> [DESCRIPTION OF THE TASK] Give the material again in full, matching it exactly.

> [SUPPLIED RECORDS]
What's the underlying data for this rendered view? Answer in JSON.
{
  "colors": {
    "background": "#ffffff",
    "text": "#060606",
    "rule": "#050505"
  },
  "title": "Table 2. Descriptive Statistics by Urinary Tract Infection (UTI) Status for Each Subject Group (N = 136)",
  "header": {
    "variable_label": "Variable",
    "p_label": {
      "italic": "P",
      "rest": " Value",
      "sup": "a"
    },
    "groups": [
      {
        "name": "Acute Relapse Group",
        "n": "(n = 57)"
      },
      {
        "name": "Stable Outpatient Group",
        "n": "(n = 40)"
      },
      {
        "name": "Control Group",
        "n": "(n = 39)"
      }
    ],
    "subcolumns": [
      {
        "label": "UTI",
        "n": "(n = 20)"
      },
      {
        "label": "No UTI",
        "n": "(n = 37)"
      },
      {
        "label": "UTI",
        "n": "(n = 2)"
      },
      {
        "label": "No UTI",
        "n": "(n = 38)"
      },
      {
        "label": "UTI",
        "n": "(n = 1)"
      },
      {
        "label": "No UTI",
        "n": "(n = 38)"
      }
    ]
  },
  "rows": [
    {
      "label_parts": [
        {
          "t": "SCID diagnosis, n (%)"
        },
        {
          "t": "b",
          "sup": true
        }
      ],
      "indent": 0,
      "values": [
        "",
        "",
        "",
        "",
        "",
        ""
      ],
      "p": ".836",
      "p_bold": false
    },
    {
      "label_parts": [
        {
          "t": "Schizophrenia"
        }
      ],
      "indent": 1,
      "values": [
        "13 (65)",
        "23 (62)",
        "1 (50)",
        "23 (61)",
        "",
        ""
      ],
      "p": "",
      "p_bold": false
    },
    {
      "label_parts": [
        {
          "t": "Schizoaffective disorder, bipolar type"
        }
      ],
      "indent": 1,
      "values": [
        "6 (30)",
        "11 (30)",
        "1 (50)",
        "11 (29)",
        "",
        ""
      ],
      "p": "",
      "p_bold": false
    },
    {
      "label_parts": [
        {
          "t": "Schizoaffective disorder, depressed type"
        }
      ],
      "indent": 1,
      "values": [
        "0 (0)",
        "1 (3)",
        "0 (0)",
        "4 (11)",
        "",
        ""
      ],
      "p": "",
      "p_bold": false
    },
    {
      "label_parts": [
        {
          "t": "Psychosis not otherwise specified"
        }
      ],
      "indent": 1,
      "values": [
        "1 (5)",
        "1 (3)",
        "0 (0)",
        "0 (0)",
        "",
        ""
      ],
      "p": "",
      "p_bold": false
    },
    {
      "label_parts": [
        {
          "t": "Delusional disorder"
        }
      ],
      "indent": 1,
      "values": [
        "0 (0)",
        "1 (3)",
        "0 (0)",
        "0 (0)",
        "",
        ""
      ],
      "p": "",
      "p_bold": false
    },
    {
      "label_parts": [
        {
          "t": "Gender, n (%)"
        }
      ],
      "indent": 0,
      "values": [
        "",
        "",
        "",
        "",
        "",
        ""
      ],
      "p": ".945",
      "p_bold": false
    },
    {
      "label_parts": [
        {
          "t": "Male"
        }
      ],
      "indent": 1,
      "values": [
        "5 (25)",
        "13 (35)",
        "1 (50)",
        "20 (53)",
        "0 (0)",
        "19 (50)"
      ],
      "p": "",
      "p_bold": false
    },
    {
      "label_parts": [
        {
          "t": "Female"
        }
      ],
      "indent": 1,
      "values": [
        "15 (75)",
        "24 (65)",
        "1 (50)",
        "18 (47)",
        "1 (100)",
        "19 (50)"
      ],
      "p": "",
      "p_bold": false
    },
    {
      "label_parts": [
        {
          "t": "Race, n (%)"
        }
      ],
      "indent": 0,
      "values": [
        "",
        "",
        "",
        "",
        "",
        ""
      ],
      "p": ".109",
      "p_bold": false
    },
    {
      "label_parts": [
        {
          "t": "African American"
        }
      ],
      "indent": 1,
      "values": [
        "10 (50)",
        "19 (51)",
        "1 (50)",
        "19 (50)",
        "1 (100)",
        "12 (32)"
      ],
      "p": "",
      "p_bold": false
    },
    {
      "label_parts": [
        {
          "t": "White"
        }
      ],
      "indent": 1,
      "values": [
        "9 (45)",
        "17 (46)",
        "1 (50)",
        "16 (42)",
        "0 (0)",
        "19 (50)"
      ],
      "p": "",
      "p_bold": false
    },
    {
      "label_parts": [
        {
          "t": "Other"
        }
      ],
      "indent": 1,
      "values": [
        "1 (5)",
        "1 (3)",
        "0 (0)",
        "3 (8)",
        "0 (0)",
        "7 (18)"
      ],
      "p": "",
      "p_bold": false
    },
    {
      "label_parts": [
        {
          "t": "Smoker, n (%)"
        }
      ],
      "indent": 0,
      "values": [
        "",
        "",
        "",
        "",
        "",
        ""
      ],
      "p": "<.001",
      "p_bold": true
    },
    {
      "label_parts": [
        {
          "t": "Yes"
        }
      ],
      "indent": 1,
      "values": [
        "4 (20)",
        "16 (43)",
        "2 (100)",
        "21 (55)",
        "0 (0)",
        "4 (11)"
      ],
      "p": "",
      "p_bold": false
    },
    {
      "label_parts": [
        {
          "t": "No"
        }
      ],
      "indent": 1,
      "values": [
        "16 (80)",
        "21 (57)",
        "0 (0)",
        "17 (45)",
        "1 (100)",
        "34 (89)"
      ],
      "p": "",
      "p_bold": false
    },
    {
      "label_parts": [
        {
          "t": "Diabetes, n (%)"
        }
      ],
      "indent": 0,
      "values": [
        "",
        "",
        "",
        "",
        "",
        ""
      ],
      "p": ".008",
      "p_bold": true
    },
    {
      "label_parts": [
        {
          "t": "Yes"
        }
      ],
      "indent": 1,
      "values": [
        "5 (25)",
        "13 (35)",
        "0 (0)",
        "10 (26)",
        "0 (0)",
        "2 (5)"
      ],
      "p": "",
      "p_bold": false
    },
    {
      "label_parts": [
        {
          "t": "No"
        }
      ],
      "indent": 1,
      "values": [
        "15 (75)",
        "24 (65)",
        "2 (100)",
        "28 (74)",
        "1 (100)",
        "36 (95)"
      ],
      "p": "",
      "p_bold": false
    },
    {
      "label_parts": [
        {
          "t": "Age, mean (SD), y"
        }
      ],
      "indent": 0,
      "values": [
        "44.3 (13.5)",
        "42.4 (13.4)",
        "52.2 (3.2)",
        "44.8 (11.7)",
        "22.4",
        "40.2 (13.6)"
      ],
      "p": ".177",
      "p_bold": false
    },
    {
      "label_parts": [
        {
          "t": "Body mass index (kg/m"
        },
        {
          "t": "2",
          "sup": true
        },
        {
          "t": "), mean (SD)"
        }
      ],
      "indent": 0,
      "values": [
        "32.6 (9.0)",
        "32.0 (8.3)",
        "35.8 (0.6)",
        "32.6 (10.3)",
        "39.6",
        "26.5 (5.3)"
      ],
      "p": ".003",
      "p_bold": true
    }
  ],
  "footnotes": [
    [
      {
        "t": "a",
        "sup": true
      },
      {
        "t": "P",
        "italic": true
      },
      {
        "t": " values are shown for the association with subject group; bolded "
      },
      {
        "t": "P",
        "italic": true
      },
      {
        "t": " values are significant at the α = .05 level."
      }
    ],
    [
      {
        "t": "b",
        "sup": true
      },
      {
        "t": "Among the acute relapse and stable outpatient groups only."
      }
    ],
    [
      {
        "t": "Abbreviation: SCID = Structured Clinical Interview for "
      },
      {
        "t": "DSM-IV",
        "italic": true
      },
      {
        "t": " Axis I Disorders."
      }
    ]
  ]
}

> [RESPONSE]
What's the underlying data for this rendered view? Answer in JSON.
{
  "colors": {
    "background": "#ffffff",
    "text": "#060606",
    "rule": "#050505"
  },
  "title": "Table 2. Descriptive Statistics by Urinary Tract Infection (UTI) Status for Each Subject Group (N = 136)",
  "header": {
    "variable_label": "Variable",
    "p_label": {
      "italic": "P",
      "rest": " Value",
      "sup": "a"
    },
    "groups": [
      {
        "name": "Acute Relapse Group",
        "n": "(n = 57)"
      },
      {
        "name": "Stable Outpatient Group",
        "n": "(n = 40)"
      },
      {
        "name": "Control Group",
        "n": "(n = 39)"
      }
    ],
    "subcolumns": [
      {
        "label": "UTI",
        "n": "(n = 20)"
      },
      {
        "label": "No UTI",
        "n": "(n = 37)"
      },
      {
        "label": "UTI",
        "n": "(n = 2)"
      },
      {
        "label": "No UTI",
        "n": "(n = 38)"
      },
      {
        "label": "UTI",
        "n": "(n = 1)"
      },
      {
        "label": "No UTI",
        "n": "(n = 38)"
      }
    ]
  },
  "rows": [
    {
      "label_parts": [
        {
          "t": "SCID diagnosis, n (%)"
        },
        {
          "t": "b",
          "sup": true
        }
      ],
      "indent": 0,
      "values": [
        "",
        "",
        "",
        "",
        "",
        ""
      ],
      "p": ".836",
      "p_bold": false
    },
    {
      "label_parts": [
        {
          "t": "Schizophrenia"
        }
      ],
      "indent": 1,
      "values": [
        "13 (65)",
        "23 (62)",
        "1 (50)",
        "23 (61)",
        "",
        ""
      ],
      "p": "",
      "p_bold": false
    },
    {
      "label_parts": [
        {
          "t": "Schizoaffective disorder, bipolar type"
        }
      ],
      "indent": 1,
      "values": [
        "6 (30)",
        "11 (30)",
        "1 (50)",
        "11 (29)",
        "",
        ""
      ],
      "p": "",
      "p_bold": false
    },
    {
      "label_parts": [
        {
          "t": "Schizoaffective disorder, depressed type"
        }
      ],
      "indent": 1,
      "values": [
        "0 (0)",
        "1 (3)",
        "0 (0)",
        "4 (11)",
        "",
        ""
      ],
      "p": "",
      "p_bold": false
    },
    {
      "label_parts": [
        {
          "t": "Psychosis not otherwise specified"
        }
      ],
      "indent": 1,
      "values": [
        "1 (5)",
        "1 (3)",
        "0 (0)",
        "0 (0)",
        "",
        ""
      ],
      "p": "",
      "p_bold": false
    },
    {
      "label_parts": [
        {
          "t": "Delusional disorder"
        }
      ],
      "indent": 1,
      "values": [
        "0 (0)",
        "1 (3)",
        "0 (0)",
        "0 (0)",
        "",
        ""
      ],
      "p": "",
      "p_bold": false
    },
    {
      "label_parts": [
        {
          "t": "Gender, n (%)"
        }
      ],
      "indent": 0,
      "values": [
        "",
        "",
        "",
        "",
        "",
        ""
      ],
      "p": ".945",
      "p_bold": false
    },
    {
      "label_parts": [
        {
          "t": "Male"
        }
      ],
      "indent": 1,
      "values": [
        "5 (25)",
        "13 (35)",
        "1 (50)",
        "20 (53)",
        "0 (0)",
        "19 (50)"
      ],
      "p": "",
      "p_bold": false
    },
    {
      "label_parts": [
        {
          "t": "Female"
        }
      ],
      "indent": 1,
      "values": [
        "15 (75)",
        "24 (65)",
        "1 (50)",
        "18 (47)",
        "1 (100)",
        "19 (50)"
      ],
      "p": "",
      "p_bold": false
    },
    {
      "label_parts": [
        {
          "t": "Race, n (%)"
        }
      ],
      "indent": 0,
      "values": [
        "",
        "",
        "",
        "",
        "",
        ""
      ],
      "p": ".109",
      "p_bold": false
    },
    {
      "label_parts": [
        {
          "t": "African American"
        }
      ],
      "indent": 1,
      "values": [
        "10 (50)",
        "19 (51)",
        "1 (50)",
        "19 (50)",
        "1 (100)",
        "12 (32)"
      ],
      "p": "",
      "p_bold": false
    },
    {
      "label_parts": [
        {
          "t": "White"
        }
      ],
      "indent": 1,
      "values": [
        "9 (45)",
        "17 (46)",
        "1 (50)",
        "16 (42)",
        "0 (0)",
        "19 (50)"
      ],
      "p": "",
      "p_bold": false
    },
    {
      "label_parts": [
        {
          "t": "Other"
        }
      ],
      "indent": 1,
      "values": [
        "1 (5)",
        "1 (3)",
        "0 (0)",
        "3 (8)",
        "0 (0)",
        "7 (18)"
      ],
      "p": "",
      "p_bold": false
    },
    {
      "label_parts": [
        {
          "t": "Smoker, n (%)"
        }
      ],
      "indent": 0,
      "values": [
        "",
        "",
        "",
        "",
        "",
        ""
      ],
      "p": "<.001",
      "p_bold": true
    },
    {
      "label_parts": [
        {
          "t": "Yes"
        }
      ],
      "indent": 1,
      "values": [
        "4 (20)",
        "16 (43)",
        "2 (100)",
        "21 (55)",
        "0 (0)",
        "4 (11)"
      ],
      "p": "",
      "p_bold": false
    },
    {
      "label_parts": [
        {
          "t": "No"
        }
      ],
      "indent": 1,
      "values": [
        "16 (80)",
        "21 (57)",
        "0 (0)",
        "17 (45)",
        "1 (100)",
        "34 (89)"
      ],
      "p": "",
      "p_bold": false
    },
    {
      "label_parts": [
        {
          "t": "Diabetes, n (%)"
        }
      ],
      "indent": 0,
      "values": [
        "",
        "",
        "",
        "",
        "",
        ""
      ],
      "p": ".008",
      "p_bold": true
    },
    {
      "label_parts": [
        {
          "t": "Yes"
        }
      ],
      "indent": 1,
      "values": [
        "5 (25)",
        "13 (35)",
        "0 (0)",
        "10 (26)",
        "0 (0)",
        "2 (5)"
      ],
      "p": "",
      "p_bold": false
    },
    {
      "label_parts": [
        {
          "t": "No"
        }
      ],
      "indent": 1,
      "values": [
        "15 (75)",
        "24 (65)",
        "2 (100)",
        "28 (74)",
        "1 (100)",
        "36 (95)"
      ],
      "p": "",
      "p_bold": false
    },
    {
      "label_parts": [
        {
          "t": "Age, mean (SD), y"
        }
      ],
      "indent": 0,
      "values": [
        "44.3 (13.5)",
        "42.4 (13.4)",
        "52.2 (3.2)",
        "44.8 (11.7)",
        "22.4",
        "40.2 (13.6)"
      ],
      "p": ".177",
      "p_bold": false
    },
    {
      "label_parts": [
        {
          "t": "Body mass index (kg/m"
        },
        {
          "t": "2",
          "sup": true
        },
        {
          "t": "), mean (SD)"
        }
      ],
      "indent": 0,
      "values": [
        "32.6 (9.0)",
        "32.0 (8.3)",
        "35.8 (0.6)",
        "32.6 (10.3)",
        "39.6",
        "26.5 (5.3)"
      ],
      "p": ".003",
      "p_bold": true
    }
  ],
  "footnotes": [
    [
      {
        "t": "a",
        "sup": true
      },
      {
        "t": "P",
        "italic": true
      },
      {
        "t": " values are shown for the association with subject group; bolded "
      },
      {
        "t": "P",
        "italic": true
      },
      {
        "t": " values are significant at the α = .05 level."
      }
    ],
    [
      {
        "t": "b",
        "sup": true
      },
      {
        "t": "Among the acute relapse and stable outpatient groups only."
      }
    ],
    [
      {
        "t": "Abbreviation: SCID = Structured Clinical Interview for "
      },
      {
        "t": "DSM-IV",
        "italic": true
      },
      {
        "t": " Axis I Disorders."
      }
    ]
  ]
}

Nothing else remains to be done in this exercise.